Quoted text

- - - -

Aucke was not a finish carpenter; he wasn’t even a very good joiner it seems. He sometimes rushed a job, sometimes took forever, and disappeared for weeks at a time, likely off farming. He may have been best at dock-pilings and trekschuyt bow-bumpers. Still he is one of a handful of construction foremen who built the New York and Brooklyn Waterfront; built the Wijk of the World on the East River; built the engine of America’s wealth. Aucke was a lead contractor on one of the biggest civic improvement projects in Early America. Could Whitman have been channeling into our souls, any other than Aucke Jasnsz. van Nuys…?

Others will enter the gates of the ferry and cross from shore to shore, 
Others will watch the run of the flood-tide, 
Others will see the shipping of Manhattan north and west, and the heights of Brooklyn to the south and east, 
Others will see the islands large and small; 
Fifty years hence, others will see them as they cross, the sun half an hour high, 
A hundred years hence, or ever so many hundred years hence, others will see them, 
Will enjoy the sunset, the pouring-in of the flood-tide, the falling-back to the sea of the ebb-tide…
It avails not, time nor place—distance avails not, 
I am with you, you men and women of a generation, or ever so many generations hence, 
Just as you feel when you look on the river and sky, so I felt, 
Just as any of you is one of a living crowd, I was one of a crowd, 
Just as you are refresh’d by the gladness of the river and the bright flow, I was refresh’d, 
Just as you stand and lean on the rail, yet hurry with the swift current, I stood yet was hurried, 
Just as you look on the numberless masts of ships and the thick-stemm’d pipes of steamboats, I look’d. 

Excerpt from ”Crossing Brooklyn Ferry” in Leaves of Grass, by Walt Whitman, 1856

Robert Moses Peter Stuyvesant decreed all this modern apparatus so that farmers from Long Island — Aucke — could bring their fresh produce and cash-crops to Market in Manhattan. Stuyvesant was focused on infrastructure because of his pivot to grain, away from tobacco. Amsterdam had become the world center of the tobacco industry on the fumes of its own weed. Hudson Valley tobacco was a smooth, satisfying smoke, the finest in the world, sold at a premium on the world market in Amsterdam. The Co. handled Virginia tobacco too, but as mid-market stuff. Taking their cue from the market, the Dutch Masters took care to specify standards for cultivation, harvest, curing, shipping, and packaging of all grades, but especially branded New Amsterdam toebak:

Behold, the market, getting their first taste of Midwout Wowie. “De Toebak Drinckers” by Adriaen Brouwer, 1636.

- - - -

Data shown
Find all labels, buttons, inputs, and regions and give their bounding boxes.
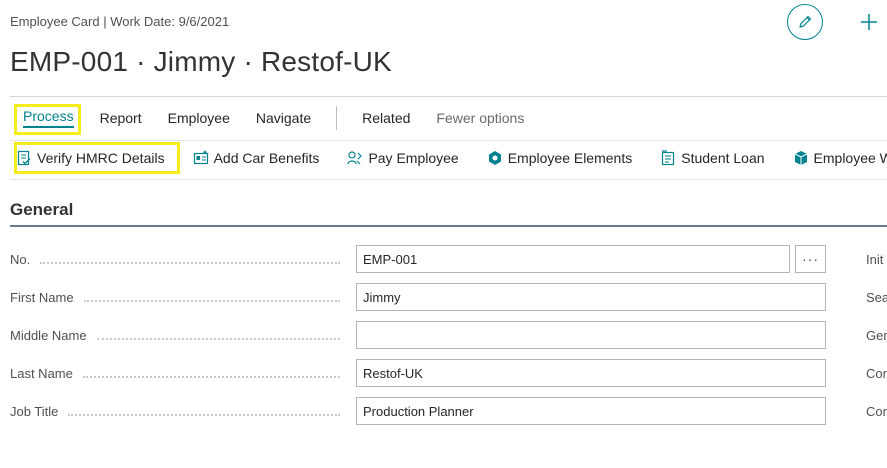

- - - -

Given exercise A
Answer these questions about the Aucke van Nuys text:
(i) What did Stuyvesant pivot to, away from tobacco?
(ii) What year is given for the excerpt from "Crossing Brooklyn Ferry"?
(iii) Of what industry had Amsterdam become the world center?
Given exercise B
Output everything in the Aucke van Nuys text from "Aucke was not" down to "Jasnsz. van Nuys…?", word for word.

Written answer A
(i) Grain.
(ii) 1856.
(iii) The tobacco industry.

Written answer B
Aucke was not a finish carpenter; he wasn’t even a very good joiner it seems. He sometimes rushed a job, sometimes took forever, and disappeared for weeks at a time, likely off farming. He may have been best at dock-pilings and trekschuyt bow-bumpers. Still he is one of a handful of construction foremen who built the New York and Brooklyn Waterfront; built the Wijk of the World on the East River; built the engine of America’s wealth. Aucke was a lead contractor on one of the biggest civic improvement projects in Early America. Could Whitman have been channeling into our souls, any other than Aucke Jasnsz. van Nuys…?